(Your instructions): Say how many lines of the listing below contain "COVID", giving the number and nothing else.

(Data listing):
________________________________________

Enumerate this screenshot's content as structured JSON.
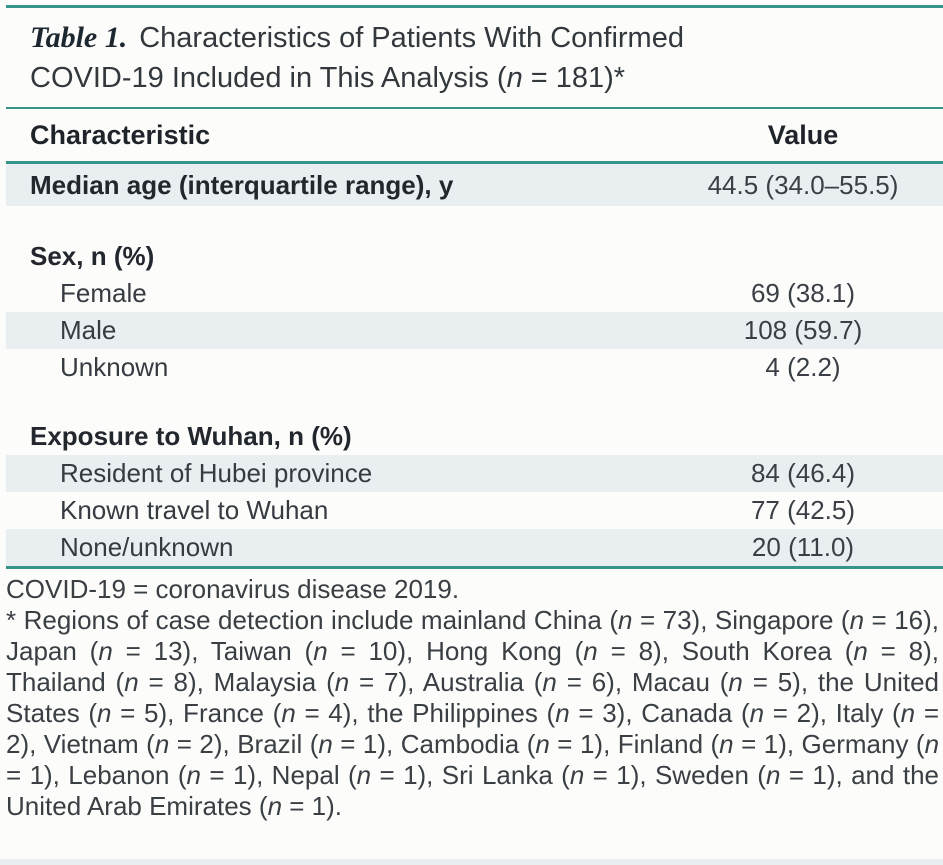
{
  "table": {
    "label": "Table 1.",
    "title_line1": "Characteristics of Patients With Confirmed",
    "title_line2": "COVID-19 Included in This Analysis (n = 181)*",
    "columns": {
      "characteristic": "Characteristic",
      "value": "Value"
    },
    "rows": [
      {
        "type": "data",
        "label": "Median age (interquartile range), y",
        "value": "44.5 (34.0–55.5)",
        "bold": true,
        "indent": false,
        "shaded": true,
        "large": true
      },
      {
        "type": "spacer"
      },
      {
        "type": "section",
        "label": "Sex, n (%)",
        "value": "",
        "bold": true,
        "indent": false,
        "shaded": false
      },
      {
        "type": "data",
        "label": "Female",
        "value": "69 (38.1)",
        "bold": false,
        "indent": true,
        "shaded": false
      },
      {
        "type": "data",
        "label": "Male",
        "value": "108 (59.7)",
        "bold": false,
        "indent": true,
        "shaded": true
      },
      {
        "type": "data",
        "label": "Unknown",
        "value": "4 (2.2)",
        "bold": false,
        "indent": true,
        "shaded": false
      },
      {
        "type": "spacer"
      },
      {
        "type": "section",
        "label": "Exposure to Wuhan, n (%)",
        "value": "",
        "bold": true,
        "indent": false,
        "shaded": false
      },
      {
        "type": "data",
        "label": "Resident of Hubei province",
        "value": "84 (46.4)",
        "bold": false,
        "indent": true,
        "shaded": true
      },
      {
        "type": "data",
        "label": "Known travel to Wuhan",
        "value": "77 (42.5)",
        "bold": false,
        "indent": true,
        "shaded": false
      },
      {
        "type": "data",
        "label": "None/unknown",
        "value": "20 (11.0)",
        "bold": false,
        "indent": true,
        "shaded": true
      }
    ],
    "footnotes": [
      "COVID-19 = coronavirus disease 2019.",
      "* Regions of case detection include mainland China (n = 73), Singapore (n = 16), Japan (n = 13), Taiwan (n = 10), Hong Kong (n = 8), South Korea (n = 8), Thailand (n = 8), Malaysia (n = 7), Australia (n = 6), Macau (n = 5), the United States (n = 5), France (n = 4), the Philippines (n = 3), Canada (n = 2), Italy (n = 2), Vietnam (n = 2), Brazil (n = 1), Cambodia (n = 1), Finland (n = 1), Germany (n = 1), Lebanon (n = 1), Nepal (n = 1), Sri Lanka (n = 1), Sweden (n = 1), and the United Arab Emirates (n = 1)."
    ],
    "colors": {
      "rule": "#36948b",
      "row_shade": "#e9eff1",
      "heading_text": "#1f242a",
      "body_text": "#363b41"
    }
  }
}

________________________________________

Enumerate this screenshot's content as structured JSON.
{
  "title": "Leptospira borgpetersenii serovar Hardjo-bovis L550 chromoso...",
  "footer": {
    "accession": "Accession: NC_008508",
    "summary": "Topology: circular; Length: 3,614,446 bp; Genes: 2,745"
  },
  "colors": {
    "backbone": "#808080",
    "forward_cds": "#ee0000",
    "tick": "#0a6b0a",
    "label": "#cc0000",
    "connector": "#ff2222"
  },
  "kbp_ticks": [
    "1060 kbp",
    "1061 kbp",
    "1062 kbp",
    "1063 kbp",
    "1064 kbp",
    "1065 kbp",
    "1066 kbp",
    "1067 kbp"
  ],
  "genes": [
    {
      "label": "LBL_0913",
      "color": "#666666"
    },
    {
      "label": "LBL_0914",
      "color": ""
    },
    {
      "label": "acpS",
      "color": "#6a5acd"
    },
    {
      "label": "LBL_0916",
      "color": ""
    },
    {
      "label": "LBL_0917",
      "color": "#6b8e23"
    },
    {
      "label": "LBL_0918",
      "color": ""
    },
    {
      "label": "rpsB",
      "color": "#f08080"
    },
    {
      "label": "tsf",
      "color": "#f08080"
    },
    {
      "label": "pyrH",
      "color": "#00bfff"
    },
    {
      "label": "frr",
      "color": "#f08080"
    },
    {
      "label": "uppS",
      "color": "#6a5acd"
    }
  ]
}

________________________________________

(Finished exercise): 2